Copy out all the records, word for word.

━━ Records supplied ━━

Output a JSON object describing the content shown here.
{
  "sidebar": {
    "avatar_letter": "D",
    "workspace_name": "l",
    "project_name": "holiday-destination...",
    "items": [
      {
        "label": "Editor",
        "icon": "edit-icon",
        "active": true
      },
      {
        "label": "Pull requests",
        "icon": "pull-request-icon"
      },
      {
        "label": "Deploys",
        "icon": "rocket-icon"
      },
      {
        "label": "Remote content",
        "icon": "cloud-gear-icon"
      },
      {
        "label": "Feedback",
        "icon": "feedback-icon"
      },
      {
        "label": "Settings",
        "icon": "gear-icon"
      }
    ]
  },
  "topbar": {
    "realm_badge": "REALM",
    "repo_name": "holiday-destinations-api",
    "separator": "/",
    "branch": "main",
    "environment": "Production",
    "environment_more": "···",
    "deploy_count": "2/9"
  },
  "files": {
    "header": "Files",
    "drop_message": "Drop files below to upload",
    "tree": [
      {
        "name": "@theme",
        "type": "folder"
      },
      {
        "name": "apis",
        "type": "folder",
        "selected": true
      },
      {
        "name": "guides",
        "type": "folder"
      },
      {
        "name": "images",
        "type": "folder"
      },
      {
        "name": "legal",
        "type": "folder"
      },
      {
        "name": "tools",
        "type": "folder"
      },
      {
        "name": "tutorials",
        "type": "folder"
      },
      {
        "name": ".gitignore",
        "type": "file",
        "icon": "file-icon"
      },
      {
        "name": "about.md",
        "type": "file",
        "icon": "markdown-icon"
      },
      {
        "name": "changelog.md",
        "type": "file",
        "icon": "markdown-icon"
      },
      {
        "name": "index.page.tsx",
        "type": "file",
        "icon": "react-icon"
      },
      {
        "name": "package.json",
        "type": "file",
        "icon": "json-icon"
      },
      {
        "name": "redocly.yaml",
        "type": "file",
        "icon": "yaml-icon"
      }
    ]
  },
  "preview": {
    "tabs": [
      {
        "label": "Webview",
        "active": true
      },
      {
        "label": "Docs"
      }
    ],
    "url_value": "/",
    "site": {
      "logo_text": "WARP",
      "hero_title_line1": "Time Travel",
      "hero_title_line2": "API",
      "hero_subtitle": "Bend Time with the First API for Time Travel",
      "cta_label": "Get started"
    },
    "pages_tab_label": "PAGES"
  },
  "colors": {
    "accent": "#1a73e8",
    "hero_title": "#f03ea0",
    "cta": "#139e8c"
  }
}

━━━

Result of this exercise:
Output a JSON object describing the content shown here.
{
  "sidebar": {
    "avatar_letter": "D",
    "workspace_name": "l",
    "project_name": "holiday-destination...",
    "items": [
      {
        "label": "Editor",
        "icon": "edit-icon",
        "active": true
      },
      {
        "label": "Pull requests",
        "icon": "pull-request-icon"
      },
      {
        "label": "Deploys",
        "icon": "rocket-icon"
      },
      {
        "label": "Remote content",
        "icon": "cloud-gear-icon"
      },
      {
        "label": "Feedback",
        "icon": "feedback-icon"
      },
      {
        "label": "Settings",
        "icon": "gear-icon"
      }
    ]
  },
  "topbar": {
    "realm_badge": "REALM",
    "repo_name": "holiday-destinations-api",
    "separator": "/",
    "branch": "main",
    "environment": "Production",
    "environment_more": "···",
    "deploy_count": "2/9"
  },
  "files": {
    "header": "Files",
    "drop_message": "Drop files below to upload",
    "tree": [
      {
        "name": "@theme",
        "type": "folder"
      },
      {
        "name": "apis",
        "type": "folder",
        "selected": true
      },
      {
        "name": "guides",
        "type": "folder"
      },
      {
        "name": "images",
        "type": "folder"
      },
      {
        "name": "legal",
        "type": "folder"
      },
      {
        "name": "tools",
        "type": "folder"
      },
      {
        "name": "tutorials",
        "type": "folder"
      },
      {
        "name": ".gitignore",
        "type": "file",
        "icon": "file-icon"
      },
      {
        "name": "about.md",
        "type": "file",
        "icon": "markdown-icon"
      },
      {
        "name": "changelog.md",
        "type": "file",
        "icon": "markdown-icon"
      },
      {
        "name": "index.page.tsx",
        "type": "file",
        "icon": "react-icon"
      },
      {
        "name": "package.json",
        "type": "file",
        "icon": "json-icon"
      },
      {
        "name": "redocly.yaml",
        "type": "file",
        "icon": "yaml-icon"
      }
    ]
  },
  "preview": {
    "tabs": [
      {
        "label": "Webview",
        "active": true
      },
      {
        "label": "Docs"
      }
    ],
    "url_value": "/",
    "site": {
      "logo_text": "WARP",
      "hero_title_line1": "Time Travel",
      "hero_title_line2": "API",
      "hero_subtitle": "Bend Time with the First API for Time Travel",
      "cta_label": "Get started"
    },
    "pages_tab_label": "PAGES"
  },
  "colors": {
    "accent": "#1a73e8",
    "hero_title": "#f03ea0",
    "cta": "#139e8c"
  }
}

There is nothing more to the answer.